**YOUR OBJECTIVE**
Send back the entries below exactly as they appear.

**DATA ROWS**
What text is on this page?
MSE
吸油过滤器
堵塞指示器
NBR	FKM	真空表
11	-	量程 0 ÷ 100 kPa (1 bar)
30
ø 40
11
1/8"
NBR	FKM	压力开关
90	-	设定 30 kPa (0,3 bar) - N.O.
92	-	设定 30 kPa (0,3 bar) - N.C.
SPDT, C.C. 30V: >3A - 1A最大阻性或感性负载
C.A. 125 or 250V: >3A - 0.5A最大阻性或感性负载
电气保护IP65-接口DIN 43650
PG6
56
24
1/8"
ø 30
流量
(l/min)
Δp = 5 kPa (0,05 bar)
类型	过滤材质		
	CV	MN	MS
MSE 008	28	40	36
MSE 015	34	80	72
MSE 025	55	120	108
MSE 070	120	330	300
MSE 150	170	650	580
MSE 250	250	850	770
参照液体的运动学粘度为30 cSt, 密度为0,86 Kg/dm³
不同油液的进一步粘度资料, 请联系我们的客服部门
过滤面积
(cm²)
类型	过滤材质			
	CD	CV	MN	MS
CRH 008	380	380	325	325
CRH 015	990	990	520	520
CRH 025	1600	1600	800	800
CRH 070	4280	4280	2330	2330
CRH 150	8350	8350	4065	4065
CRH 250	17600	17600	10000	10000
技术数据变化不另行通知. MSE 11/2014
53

**EXERCISE OUTPUT**
What text is on this page?
MSE
吸油过滤器
堵塞指示器
NBR	FKM	真空表
11	-	量程 0 ÷ 100 kPa (1 bar)
30
ø 40
11
1/8"
NBR	FKM	压力开关
90	-	设定 30 kPa (0,3 bar) - N.O.
92	-	设定 30 kPa (0,3 bar) - N.C.
SPDT, C.C. 30V: >3A - 1A最大阻性或感性负载
C.A. 125 or 250V: >3A - 0.5A最大阻性或感性负载
电气保护IP65-接口DIN 43650
PG6
56
24
1/8"
ø 30
流量
(l/min)
Δp = 5 kPa (0,05 bar)
类型	过滤材质		
	CV	MN	MS
MSE 008	28	40	36
MSE 015	34	80	72
MSE 025	55	120	108
MSE 070	120	330	300
MSE 150	170	650	580
MSE 250	250	850	770
参照液体的运动学粘度为30 cSt, 密度为0,86 Kg/dm³
不同油液的进一步粘度资料, 请联系我们的客服部门
过滤面积
(cm²)
类型	过滤材质			
	CD	CV	MN	MS
CRH 008	380	380	325	325
CRH 015	990	990	520	520
CRH 025	1600	1600	800	800
CRH 070	4280	4280	2330	2330
CRH 150	8350	8350	4065	4065
CRH 250	17600	17600	10000	10000
技术数据变化不另行通知. MSE 11/2014
53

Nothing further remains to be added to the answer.